## EXERCISE REQUIREMENTS
Return every entry exactly.

## Part of a data file
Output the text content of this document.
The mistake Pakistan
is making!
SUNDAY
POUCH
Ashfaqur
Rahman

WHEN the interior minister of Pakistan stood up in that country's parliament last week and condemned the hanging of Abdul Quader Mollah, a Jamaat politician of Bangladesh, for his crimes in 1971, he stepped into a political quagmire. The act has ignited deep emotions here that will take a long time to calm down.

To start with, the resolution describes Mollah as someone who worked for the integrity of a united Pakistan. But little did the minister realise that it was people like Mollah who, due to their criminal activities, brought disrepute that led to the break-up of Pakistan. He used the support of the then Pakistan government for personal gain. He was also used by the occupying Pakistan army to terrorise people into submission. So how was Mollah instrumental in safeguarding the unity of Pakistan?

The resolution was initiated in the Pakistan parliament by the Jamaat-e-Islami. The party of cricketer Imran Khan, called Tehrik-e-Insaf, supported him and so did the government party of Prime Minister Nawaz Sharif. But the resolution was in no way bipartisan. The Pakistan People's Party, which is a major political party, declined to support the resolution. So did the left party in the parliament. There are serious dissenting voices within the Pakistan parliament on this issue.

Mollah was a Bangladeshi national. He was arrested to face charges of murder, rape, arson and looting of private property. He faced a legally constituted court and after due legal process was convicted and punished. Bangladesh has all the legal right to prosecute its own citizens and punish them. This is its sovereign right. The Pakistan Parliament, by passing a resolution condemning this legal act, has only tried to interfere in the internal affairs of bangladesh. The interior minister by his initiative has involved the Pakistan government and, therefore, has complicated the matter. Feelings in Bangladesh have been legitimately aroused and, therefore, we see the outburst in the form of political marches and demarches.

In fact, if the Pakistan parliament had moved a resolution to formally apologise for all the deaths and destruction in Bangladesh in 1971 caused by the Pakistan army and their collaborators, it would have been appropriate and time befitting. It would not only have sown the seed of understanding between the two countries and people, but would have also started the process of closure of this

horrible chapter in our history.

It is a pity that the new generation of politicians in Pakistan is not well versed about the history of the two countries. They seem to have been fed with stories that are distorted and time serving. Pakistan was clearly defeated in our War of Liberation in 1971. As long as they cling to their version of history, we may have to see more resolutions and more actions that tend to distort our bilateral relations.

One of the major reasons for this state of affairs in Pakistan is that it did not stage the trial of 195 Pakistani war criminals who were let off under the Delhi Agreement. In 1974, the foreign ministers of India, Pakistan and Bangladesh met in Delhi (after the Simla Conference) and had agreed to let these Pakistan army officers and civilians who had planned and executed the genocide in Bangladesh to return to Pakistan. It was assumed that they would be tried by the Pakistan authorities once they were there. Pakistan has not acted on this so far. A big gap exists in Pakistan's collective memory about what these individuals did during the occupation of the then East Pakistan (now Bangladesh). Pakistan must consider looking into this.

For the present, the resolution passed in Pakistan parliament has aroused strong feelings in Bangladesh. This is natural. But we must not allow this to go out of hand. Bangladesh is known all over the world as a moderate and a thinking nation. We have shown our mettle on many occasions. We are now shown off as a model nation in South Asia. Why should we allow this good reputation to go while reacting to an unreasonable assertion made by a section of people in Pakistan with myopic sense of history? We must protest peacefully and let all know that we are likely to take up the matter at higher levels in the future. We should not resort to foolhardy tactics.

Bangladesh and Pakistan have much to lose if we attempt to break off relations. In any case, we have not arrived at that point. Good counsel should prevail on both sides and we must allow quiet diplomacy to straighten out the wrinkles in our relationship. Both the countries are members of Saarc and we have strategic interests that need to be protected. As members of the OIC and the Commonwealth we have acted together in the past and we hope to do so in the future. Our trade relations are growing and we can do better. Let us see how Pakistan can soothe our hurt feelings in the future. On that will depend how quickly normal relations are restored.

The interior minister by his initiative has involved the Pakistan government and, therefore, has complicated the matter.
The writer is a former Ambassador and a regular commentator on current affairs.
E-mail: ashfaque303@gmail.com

## PROBLEM SOLUTION
Output the text content of this document.
The mistake Pakistan
is making!
SUNDAY
POUCH
Ashfaqur
Rahman

WHEN the interior minister of Pakistan stood up in that country's parliament last week and condemned the hanging of Abdul Quader Mollah, a Jamaat politician of Bangladesh, for his crimes in 1971, he stepped into a political quagmire. The act has ignited deep emotions here that will take a long time to calm down.

To start with, the resolution describes Mollah as someone who worked for the integrity of a united Pakistan. But little did the minister realise that it was people like Mollah who, due to their criminal activities, brought disrepute that led to the break-up of Pakistan. He used the support of the then Pakistan government for personal gain. He was also used by the occupying Pakistan army to terrorise people into submission. So how was Mollah instrumental in safeguarding the unity of Pakistan?

The resolution was initiated in the Pakistan parliament by the Jamaat-e-Islami. The party of cricketer Imran Khan, called Tehrik-e-Insaf, supported him and so did the government party of Prime Minister Nawaz Sharif. But the resolution was in no way bipartisan. The Pakistan People's Party, which is a major political party, declined to support the resolution. So did the left party in the parliament. There are serious dissenting voices within the Pakistan parliament on this issue.

Mollah was a Bangladeshi national. He was arrested to face charges of murder, rape, arson and looting of private property. He faced a legally constituted court and after due legal process was convicted and punished. Bangladesh has all the legal right to prosecute its own citizens and punish them. This is its sovereign right. The Pakistan Parliament, by passing a resolution condemning this legal act, has only tried to interfere in the internal affairs of bangladesh. The interior minister by his initiative has involved the Pakistan government and, therefore, has complicated the matter. Feelings in Bangladesh have been legitimately aroused and, therefore, we see the outburst in the form of political marches and demarches.

In fact, if the Pakistan parliament had moved a resolution to formally apologise for all the deaths and destruction in Bangladesh in 1971 caused by the Pakistan army and their collaborators, it would have been appropriate and time befitting. It would not only have sown the seed of understanding between the two countries and people, but would have also started the process of closure of this

horrible chapter in our history.

It is a pity that the new generation of politicians in Pakistan is not well versed about the history of the two countries. They seem to have been fed with stories that are distorted and time serving. Pakistan was clearly defeated in our War of Liberation in 1971. As long as they cling to their version of history, we may have to see more resolutions and more actions that tend to distort our bilateral relations.

One of the major reasons for this state of affairs in Pakistan is that it did not stage the trial of 195 Pakistani war criminals who were let off under the Delhi Agreement. In 1974, the foreign ministers of India, Pakistan and Bangladesh met in Delhi (after the Simla Conference) and had agreed to let these Pakistan army officers and civilians who had planned and executed the genocide in Bangladesh to return to Pakistan. It was assumed that they would be tried by the Pakistan authorities once they were there. Pakistan has not acted on this so far. A big gap exists in Pakistan's collective memory about what these individuals did during the occupation of the then East Pakistan (now Bangladesh). Pakistan must consider looking into this.

For the present, the resolution passed in Pakistan parliament has aroused strong feelings in Bangladesh. This is natural. But we must not allow this to go out of hand. Bangladesh is known all over the world as a moderate and a thinking nation. We have shown our mettle on many occasions. We are now shown off as a model nation in South Asia. Why should we allow this good reputation to go while reacting to an unreasonable assertion made by a section of people in Pakistan with myopic sense of history? We must protest peacefully and let all know that we are likely to take up the matter at higher levels in the future. We should not resort to foolhardy tactics.

Bangladesh and Pakistan have much to lose if we attempt to break off relations. In any case, we have not arrived at that point. Good counsel should prevail on both sides and we must allow quiet diplomacy to straighten out the wrinkles in our relationship. Both the countries are members of Saarc and we have strategic interests that need to be protected. As members of the OIC and the Commonwealth we have acted together in the past and we hope to do so in the future. Our trade relations are growing and we can do better. Let us see how Pakistan can soothe our hurt feelings in the future. On that will depend how quickly normal relations are restored.

The interior minister by his initiative has involved the Pakistan government and, therefore, has complicated the matter.
The writer is a former Ambassador and a regular commentator on current affairs.
E-mail: ashfaque303@gmail.com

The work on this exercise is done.